%%
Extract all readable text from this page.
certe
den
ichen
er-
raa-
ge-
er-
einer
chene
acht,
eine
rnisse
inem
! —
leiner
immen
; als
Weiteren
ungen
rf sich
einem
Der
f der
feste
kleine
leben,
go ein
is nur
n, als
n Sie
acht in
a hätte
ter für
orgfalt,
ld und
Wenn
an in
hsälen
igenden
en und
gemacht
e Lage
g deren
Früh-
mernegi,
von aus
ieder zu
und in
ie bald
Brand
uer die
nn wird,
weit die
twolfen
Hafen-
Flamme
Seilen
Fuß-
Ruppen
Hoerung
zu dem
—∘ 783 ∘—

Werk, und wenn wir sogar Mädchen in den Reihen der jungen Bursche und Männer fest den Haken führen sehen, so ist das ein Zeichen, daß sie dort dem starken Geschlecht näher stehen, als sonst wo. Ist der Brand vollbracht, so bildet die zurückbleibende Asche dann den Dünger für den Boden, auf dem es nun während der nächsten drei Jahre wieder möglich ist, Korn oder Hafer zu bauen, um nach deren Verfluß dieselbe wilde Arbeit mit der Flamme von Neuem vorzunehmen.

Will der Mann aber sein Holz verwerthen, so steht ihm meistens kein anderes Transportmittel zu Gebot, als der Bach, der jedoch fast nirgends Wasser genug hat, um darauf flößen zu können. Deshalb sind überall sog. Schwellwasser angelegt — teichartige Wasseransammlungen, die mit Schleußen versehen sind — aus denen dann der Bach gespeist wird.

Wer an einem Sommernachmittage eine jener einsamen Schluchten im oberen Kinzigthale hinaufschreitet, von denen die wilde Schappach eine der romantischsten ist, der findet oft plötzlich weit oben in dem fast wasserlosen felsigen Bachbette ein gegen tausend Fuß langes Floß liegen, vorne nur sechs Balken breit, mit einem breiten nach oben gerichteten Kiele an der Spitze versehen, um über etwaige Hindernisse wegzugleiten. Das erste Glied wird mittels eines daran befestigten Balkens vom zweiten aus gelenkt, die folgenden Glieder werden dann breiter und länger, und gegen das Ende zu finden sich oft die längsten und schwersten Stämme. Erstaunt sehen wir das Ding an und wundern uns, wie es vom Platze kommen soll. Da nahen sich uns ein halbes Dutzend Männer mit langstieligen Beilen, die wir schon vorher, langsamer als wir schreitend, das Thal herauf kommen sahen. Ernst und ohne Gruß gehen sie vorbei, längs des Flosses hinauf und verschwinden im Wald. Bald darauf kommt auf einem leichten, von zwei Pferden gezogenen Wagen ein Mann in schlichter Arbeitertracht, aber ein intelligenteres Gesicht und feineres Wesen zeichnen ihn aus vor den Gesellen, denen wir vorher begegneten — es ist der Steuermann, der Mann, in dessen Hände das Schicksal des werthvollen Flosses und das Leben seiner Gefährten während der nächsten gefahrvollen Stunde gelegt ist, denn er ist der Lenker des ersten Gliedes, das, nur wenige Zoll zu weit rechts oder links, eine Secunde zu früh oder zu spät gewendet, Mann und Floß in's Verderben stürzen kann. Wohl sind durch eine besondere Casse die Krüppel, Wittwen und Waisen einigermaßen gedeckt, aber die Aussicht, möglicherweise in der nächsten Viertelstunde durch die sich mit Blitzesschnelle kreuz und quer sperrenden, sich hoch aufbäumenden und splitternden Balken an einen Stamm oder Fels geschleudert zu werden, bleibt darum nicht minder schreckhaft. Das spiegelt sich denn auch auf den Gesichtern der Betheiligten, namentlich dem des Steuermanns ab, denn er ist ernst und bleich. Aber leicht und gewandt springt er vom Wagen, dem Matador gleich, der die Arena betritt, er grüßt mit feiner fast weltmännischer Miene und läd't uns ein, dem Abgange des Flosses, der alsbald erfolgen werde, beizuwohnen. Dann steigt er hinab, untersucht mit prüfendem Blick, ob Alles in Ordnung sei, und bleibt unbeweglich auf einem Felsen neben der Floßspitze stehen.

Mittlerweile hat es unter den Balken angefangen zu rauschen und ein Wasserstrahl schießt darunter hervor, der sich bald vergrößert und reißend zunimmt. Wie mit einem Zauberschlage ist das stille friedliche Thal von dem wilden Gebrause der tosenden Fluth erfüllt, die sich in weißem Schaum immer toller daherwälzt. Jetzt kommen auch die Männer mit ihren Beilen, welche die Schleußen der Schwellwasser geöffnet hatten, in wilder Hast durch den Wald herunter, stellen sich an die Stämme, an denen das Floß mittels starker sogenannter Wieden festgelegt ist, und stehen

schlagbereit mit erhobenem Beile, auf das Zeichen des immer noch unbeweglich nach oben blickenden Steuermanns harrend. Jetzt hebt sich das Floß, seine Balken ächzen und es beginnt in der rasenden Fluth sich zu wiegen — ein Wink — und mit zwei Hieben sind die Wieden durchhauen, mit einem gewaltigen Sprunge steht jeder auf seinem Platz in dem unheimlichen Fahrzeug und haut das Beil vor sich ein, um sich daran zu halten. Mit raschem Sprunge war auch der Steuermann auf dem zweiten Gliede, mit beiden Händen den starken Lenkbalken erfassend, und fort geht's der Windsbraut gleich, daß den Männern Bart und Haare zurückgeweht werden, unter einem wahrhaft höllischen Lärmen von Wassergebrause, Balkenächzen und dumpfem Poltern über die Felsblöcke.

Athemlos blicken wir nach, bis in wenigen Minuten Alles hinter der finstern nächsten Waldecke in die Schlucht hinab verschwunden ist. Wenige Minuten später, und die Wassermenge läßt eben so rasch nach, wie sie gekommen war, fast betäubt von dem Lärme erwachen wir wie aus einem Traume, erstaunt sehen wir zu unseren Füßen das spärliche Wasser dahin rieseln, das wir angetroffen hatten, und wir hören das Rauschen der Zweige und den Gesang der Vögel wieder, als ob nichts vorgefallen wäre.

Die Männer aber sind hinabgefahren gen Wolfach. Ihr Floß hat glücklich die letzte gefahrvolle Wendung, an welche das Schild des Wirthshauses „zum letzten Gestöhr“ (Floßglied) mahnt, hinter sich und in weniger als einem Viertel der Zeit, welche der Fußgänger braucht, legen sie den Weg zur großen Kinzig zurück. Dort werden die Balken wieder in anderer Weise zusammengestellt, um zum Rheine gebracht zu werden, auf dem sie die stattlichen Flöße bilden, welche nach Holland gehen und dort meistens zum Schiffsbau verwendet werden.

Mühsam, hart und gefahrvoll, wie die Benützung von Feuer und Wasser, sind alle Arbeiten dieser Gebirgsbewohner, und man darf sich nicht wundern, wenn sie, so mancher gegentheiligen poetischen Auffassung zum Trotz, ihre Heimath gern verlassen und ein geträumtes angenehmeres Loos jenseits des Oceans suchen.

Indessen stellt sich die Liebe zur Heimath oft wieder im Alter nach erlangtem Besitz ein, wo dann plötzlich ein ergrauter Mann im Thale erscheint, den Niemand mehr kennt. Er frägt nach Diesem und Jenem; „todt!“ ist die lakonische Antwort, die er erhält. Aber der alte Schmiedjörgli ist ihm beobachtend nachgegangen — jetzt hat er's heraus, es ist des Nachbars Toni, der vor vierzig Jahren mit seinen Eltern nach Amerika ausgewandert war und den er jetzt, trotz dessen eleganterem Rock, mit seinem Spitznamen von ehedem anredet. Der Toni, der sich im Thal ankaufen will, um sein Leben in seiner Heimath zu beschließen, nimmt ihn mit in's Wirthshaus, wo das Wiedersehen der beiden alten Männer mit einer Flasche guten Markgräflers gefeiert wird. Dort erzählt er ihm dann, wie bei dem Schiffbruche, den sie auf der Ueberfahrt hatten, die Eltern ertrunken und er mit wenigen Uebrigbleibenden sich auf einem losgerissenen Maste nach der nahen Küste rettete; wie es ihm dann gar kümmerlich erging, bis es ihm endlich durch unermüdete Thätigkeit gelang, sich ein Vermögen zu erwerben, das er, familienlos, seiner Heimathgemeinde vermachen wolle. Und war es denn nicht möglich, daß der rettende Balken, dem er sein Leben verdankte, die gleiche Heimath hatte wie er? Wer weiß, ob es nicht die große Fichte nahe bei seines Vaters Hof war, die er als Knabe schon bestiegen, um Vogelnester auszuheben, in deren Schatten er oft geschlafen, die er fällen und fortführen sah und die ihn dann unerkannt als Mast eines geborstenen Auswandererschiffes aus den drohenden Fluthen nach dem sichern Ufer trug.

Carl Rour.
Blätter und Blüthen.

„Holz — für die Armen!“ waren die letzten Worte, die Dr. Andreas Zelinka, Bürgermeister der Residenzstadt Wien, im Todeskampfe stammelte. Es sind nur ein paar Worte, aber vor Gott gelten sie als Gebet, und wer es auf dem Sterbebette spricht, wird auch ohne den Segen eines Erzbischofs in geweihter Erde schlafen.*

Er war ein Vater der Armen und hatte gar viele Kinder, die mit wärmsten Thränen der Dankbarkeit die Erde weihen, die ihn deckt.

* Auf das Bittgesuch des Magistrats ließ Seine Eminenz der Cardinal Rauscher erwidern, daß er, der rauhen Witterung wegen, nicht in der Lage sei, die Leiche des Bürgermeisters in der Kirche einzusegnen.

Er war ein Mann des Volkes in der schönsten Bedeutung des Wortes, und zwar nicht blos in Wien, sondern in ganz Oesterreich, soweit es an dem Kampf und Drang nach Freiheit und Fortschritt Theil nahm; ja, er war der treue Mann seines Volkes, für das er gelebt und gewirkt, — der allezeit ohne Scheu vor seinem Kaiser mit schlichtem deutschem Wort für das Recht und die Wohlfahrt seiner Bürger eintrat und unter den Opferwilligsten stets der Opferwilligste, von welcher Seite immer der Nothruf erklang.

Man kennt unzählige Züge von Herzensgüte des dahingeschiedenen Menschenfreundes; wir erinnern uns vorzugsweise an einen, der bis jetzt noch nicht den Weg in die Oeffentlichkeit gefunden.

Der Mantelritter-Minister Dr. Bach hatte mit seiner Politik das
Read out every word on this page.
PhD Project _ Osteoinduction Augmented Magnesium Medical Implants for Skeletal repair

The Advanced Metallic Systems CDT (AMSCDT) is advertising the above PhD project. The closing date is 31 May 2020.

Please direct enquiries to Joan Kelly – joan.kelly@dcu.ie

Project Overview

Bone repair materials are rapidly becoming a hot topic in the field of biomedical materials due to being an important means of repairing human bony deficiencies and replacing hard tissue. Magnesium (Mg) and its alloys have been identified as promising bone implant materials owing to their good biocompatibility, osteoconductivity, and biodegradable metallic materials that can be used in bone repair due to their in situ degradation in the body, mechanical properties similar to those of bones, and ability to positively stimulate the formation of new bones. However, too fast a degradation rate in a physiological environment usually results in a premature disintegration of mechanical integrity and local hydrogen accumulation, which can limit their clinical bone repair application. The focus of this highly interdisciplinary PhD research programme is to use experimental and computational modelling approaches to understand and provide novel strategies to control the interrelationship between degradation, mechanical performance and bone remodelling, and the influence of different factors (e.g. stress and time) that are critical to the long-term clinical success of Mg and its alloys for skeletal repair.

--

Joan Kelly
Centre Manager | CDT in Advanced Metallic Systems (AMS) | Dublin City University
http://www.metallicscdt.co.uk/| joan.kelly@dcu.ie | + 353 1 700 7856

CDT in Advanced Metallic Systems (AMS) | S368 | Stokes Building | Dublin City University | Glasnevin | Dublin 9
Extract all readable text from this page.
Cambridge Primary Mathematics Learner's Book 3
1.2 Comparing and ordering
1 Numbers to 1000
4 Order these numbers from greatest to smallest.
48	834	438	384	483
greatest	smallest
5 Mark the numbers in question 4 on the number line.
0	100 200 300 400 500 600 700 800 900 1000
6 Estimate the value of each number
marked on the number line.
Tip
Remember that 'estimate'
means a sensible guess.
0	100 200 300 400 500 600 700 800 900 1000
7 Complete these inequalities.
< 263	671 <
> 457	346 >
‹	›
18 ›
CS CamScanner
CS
%%
Give back, unchanged, every line from the one with "Read out every word on this page." to the end of the entries above.

▸ **TASK RESPONSE**
Read out every word on this page.
PhD Project _ Osteoinduction Augmented Magnesium Medical Implants for Skeletal repair

The Advanced Metallic Systems CDT (AMSCDT) is advertising the above PhD project. The closing date is 31 May 2020.

Please direct enquiries to Joan Kelly – joan.kelly@dcu.ie

Project Overview

Bone repair materials are rapidly becoming a hot topic in the field of biomedical materials due to being an important means of repairing human bony deficiencies and replacing hard tissue. Magnesium (Mg) and its alloys have been identified as promising bone implant materials owing to their good biocompatibility, osteoconductivity, and biodegradable metallic materials that can be used in bone repair due to their in situ degradation in the body, mechanical properties similar to those of bones, and ability to positively stimulate the formation of new bones. However, too fast a degradation rate in a physiological environment usually results in a premature disintegration of mechanical integrity and local hydrogen accumulation, which can limit their clinical bone repair application. The focus of this highly interdisciplinary PhD research programme is to use experimental and computational modelling approaches to understand and provide novel strategies to control the interrelationship between degradation, mechanical performance and bone remodelling, and the influence of different factors (e.g. stress and time) that are critical to the long-term clinical success of Mg and its alloys for skeletal repair.

--

Joan Kelly
Centre Manager | CDT in Advanced Metallic Systems (AMS) | Dublin City University
http://www.metallicscdt.co.uk/| joan.kelly@dcu.ie | + 353 1 700 7856

CDT in Advanced Metallic Systems (AMS) | S368 | Stokes Building | Dublin City University | Glasnevin | Dublin 9
Extract all readable text from this page.
Cambridge Primary Mathematics Learner's Book 3
1.2 Comparing and ordering
1 Numbers to 1000
4 Order these numbers from greatest to smallest.
48	834	438	384	483
greatest	smallest
5 Mark the numbers in question 4 on the number line.
0	100 200 300 400 500 600 700 800 900 1000
6 Estimate the value of each number
marked on the number line.
Tip
Remember that 'estimate'
means a sensible guess.
0	100 200 300 400 500 600 700 800 900 1000
7 Complete these inequalities.
< 263	671 <
> 457	346 >
‹	›
18 ›
CS CamScanner
CS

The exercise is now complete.